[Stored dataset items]
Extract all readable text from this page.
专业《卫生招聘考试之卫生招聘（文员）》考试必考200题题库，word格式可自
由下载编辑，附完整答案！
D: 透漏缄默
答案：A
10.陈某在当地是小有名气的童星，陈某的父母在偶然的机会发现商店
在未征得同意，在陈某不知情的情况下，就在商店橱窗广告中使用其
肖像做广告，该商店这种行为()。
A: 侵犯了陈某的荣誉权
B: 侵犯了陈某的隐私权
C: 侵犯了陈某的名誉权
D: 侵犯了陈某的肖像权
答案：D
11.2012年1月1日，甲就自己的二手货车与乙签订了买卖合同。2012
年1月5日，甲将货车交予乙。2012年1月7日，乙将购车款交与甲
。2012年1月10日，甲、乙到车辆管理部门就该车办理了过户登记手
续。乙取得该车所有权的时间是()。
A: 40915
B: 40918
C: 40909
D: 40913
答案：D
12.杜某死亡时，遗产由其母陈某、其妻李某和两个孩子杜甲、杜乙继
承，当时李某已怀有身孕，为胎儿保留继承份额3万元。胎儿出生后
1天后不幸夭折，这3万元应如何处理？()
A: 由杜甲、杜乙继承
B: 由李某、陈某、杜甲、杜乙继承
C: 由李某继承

● **What is required**:
Every entry in the listing must be retyped exactly.

● **Task result**:
Extract all readable text from this page.
专业《卫生招聘考试之卫生招聘（文员）》考试必考200题题库，word格式可自
由下载编辑，附完整答案！
D: 透漏缄默
答案：A
10.陈某在当地是小有名气的童星，陈某的父母在偶然的机会发现商店
在未征得同意，在陈某不知情的情况下，就在商店橱窗广告中使用其
肖像做广告，该商店这种行为()。
A: 侵犯了陈某的荣誉权
B: 侵犯了陈某的隐私权
C: 侵犯了陈某的名誉权
D: 侵犯了陈某的肖像权
答案：D
11.2012年1月1日，甲就自己的二手货车与乙签订了买卖合同。2012
年1月5日，甲将货车交予乙。2012年1月7日，乙将购车款交与甲
。2012年1月10日，甲、乙到车辆管理部门就该车办理了过户登记手
续。乙取得该车所有权的时间是()。
A: 40915
B: 40918
C: 40909
D: 40913
答案：D
12.杜某死亡时，遗产由其母陈某、其妻李某和两个孩子杜甲、杜乙继
承，当时李某已怀有身孕，为胎儿保留继承份额3万元。胎儿出生后
1天后不幸夭折，这3万元应如何处理？()
A: 由杜甲、杜乙继承
B: 由李某、陈某、杜甲、杜乙继承
C: 由李某继承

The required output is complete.